*** Block opens ***

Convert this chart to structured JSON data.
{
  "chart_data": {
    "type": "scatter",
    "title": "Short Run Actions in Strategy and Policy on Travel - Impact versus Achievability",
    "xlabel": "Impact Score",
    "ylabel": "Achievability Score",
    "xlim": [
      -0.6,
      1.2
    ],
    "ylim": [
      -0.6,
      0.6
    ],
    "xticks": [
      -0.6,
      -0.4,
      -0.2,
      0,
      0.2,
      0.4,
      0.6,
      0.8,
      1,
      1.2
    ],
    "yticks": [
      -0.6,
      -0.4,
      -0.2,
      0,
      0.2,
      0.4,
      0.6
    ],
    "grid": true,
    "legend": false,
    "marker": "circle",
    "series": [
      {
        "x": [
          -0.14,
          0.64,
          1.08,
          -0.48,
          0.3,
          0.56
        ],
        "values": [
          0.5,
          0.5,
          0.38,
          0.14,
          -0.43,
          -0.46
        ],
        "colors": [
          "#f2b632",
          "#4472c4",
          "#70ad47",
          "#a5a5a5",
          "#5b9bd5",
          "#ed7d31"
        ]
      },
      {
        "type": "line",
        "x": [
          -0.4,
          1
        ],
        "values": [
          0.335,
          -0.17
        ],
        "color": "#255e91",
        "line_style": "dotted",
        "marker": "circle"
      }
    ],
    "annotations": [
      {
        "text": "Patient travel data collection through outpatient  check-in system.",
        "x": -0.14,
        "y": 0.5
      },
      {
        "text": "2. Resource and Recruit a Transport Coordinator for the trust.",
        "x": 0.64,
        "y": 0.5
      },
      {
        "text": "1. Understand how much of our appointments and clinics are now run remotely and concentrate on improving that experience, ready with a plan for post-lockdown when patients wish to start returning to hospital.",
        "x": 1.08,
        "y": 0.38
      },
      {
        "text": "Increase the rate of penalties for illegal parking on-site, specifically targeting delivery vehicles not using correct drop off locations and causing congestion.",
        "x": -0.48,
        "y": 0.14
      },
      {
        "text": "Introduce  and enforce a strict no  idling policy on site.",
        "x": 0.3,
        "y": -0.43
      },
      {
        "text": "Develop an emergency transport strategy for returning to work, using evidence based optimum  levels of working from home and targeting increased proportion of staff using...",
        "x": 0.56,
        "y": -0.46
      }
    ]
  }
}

*** Block closes ***

What is expected :: From the entries, copy every line in which the string "targeting" can be found.

Your response ::
        "text": "Increase the rate of penalties for illegal parking on-site, specifically targeting delivery vehicles not using correct drop off locations and causing congestion.",
        "text": "Develop an emergency transport strategy for returning to work, using evidence based optimum  levels of working from home and targeting increased proportion of staff using...",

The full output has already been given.